** Task statement **
Return the number of lines in which the word "minutes" appears; add nothing else.

** Supplied records **
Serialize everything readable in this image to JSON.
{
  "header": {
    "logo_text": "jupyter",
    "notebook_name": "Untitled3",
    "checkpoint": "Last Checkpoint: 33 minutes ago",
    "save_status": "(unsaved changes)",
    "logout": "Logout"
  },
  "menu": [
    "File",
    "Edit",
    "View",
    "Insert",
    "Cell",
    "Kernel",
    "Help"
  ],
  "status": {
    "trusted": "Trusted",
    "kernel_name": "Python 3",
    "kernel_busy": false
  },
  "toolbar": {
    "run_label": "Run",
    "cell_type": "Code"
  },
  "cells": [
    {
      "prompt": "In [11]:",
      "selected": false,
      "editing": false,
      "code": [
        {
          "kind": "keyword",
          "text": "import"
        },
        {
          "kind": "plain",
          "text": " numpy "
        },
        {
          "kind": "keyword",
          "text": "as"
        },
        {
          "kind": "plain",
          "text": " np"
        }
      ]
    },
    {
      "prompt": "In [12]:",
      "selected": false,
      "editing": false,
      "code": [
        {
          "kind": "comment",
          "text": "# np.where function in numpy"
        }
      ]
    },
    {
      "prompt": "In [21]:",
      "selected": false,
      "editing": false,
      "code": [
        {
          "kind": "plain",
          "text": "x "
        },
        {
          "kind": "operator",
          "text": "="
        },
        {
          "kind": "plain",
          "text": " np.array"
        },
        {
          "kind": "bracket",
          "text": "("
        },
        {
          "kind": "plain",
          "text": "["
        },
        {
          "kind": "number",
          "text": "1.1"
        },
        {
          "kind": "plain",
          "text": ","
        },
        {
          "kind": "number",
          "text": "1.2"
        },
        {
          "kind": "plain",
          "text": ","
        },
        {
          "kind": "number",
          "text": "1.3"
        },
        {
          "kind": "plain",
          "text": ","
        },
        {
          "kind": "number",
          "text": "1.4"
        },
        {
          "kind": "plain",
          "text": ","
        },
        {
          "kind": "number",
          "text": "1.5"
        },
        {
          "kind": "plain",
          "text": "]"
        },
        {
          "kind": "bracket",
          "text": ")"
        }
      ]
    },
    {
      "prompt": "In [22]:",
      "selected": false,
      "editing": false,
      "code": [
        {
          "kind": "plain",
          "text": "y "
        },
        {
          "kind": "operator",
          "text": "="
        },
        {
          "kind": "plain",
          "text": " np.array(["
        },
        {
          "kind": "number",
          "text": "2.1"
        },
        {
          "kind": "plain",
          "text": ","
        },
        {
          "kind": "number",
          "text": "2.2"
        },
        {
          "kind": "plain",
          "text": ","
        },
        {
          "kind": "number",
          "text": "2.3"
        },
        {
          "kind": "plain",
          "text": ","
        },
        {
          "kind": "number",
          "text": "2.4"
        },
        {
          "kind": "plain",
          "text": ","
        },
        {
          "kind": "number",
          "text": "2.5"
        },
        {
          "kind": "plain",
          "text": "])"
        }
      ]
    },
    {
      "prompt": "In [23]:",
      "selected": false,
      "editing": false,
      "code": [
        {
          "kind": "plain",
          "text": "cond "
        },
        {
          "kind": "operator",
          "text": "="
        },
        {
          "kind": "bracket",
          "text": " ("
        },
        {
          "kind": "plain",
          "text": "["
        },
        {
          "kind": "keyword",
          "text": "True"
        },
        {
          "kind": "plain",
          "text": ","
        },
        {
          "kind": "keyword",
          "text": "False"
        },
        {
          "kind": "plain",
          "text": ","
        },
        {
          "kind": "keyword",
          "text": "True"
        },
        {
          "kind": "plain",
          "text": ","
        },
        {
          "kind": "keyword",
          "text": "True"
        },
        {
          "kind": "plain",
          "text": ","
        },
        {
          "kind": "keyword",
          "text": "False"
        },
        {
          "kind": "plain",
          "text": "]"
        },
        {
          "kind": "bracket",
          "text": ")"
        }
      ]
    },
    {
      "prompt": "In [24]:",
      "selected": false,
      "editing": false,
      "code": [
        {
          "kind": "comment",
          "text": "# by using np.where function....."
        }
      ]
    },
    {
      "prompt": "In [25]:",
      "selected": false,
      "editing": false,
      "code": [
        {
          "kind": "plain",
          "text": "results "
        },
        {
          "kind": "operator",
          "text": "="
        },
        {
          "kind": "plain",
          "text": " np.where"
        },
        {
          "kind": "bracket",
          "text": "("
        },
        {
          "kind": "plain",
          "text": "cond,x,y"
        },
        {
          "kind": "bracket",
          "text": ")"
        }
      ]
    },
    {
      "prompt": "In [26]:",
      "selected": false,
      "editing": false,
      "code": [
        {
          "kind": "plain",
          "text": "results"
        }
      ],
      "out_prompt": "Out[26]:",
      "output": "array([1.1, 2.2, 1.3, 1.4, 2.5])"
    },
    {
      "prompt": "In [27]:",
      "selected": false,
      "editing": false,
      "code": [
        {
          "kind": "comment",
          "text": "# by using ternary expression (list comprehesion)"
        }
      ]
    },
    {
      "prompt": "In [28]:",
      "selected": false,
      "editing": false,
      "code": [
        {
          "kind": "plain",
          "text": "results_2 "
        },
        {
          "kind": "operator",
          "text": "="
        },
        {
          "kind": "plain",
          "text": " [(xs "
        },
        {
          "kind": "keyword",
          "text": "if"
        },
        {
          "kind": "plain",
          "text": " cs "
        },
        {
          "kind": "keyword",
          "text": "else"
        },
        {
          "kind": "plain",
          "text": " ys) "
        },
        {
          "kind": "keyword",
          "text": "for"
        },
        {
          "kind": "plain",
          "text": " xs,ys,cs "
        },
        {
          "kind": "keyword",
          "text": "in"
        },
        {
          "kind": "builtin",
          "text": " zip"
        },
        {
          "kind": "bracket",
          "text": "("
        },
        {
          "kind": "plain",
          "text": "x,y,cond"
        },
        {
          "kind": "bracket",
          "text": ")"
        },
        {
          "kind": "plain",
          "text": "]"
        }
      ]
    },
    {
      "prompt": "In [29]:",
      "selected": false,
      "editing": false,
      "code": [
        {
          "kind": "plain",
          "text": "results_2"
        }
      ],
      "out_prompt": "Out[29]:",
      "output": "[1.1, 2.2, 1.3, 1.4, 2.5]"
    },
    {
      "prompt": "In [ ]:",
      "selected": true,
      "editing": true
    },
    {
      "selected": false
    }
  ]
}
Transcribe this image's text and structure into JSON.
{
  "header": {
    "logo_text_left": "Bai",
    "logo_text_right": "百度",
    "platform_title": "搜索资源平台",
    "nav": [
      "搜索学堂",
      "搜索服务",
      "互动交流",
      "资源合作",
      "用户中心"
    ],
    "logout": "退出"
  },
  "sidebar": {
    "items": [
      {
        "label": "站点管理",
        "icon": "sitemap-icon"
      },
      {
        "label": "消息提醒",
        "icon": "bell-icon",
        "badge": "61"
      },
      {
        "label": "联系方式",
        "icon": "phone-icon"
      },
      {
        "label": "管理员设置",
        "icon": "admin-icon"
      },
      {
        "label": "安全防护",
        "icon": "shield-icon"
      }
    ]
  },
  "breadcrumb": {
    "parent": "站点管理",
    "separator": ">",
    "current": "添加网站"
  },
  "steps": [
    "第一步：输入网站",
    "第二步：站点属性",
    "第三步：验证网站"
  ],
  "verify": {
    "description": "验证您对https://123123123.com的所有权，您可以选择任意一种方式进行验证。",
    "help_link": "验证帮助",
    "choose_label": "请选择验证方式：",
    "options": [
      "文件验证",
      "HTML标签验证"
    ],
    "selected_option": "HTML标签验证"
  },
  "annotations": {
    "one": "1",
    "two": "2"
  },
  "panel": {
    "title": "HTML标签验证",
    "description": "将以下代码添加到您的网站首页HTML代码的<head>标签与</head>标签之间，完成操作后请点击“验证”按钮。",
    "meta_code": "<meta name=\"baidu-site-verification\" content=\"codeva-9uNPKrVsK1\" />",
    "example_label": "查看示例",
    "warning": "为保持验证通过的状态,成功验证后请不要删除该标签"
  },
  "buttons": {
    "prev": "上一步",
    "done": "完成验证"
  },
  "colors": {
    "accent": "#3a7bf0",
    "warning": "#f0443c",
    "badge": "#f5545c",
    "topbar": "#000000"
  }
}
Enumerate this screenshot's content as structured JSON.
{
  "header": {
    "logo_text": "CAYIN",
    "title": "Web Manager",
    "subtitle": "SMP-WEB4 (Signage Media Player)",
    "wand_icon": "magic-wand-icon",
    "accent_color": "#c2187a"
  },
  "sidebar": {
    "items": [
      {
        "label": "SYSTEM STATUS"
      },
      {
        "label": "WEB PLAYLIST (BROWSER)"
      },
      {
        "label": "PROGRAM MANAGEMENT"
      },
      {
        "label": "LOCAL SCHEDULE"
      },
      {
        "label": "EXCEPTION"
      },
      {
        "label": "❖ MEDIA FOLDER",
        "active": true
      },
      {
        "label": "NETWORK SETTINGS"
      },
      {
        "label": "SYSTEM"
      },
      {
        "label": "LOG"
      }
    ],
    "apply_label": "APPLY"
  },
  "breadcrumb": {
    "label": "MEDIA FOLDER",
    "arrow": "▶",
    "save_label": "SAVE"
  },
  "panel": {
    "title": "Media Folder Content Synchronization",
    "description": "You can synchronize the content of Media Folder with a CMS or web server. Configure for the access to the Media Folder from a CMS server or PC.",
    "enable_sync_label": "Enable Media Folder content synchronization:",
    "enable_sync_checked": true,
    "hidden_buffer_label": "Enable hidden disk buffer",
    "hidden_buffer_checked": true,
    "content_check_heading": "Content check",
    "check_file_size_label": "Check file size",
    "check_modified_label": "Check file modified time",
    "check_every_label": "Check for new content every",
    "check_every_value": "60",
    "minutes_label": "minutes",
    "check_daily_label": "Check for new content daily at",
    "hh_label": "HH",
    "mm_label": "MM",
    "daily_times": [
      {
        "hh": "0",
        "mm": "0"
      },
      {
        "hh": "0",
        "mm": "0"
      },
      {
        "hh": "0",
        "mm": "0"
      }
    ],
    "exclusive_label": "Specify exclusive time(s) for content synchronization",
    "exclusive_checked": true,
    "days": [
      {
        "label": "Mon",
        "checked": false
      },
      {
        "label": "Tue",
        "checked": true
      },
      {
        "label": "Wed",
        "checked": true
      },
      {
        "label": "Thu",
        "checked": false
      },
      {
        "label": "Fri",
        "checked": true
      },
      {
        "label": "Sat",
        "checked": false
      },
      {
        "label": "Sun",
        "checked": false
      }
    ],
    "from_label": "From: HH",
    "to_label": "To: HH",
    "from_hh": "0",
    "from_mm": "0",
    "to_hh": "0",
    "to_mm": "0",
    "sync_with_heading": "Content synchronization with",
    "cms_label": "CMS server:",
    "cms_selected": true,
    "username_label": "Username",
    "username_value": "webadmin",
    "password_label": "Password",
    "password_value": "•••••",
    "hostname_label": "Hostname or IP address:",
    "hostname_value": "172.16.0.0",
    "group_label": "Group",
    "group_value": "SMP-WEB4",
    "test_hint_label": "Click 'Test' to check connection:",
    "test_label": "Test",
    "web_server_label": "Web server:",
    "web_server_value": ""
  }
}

** Response for this exercise **
2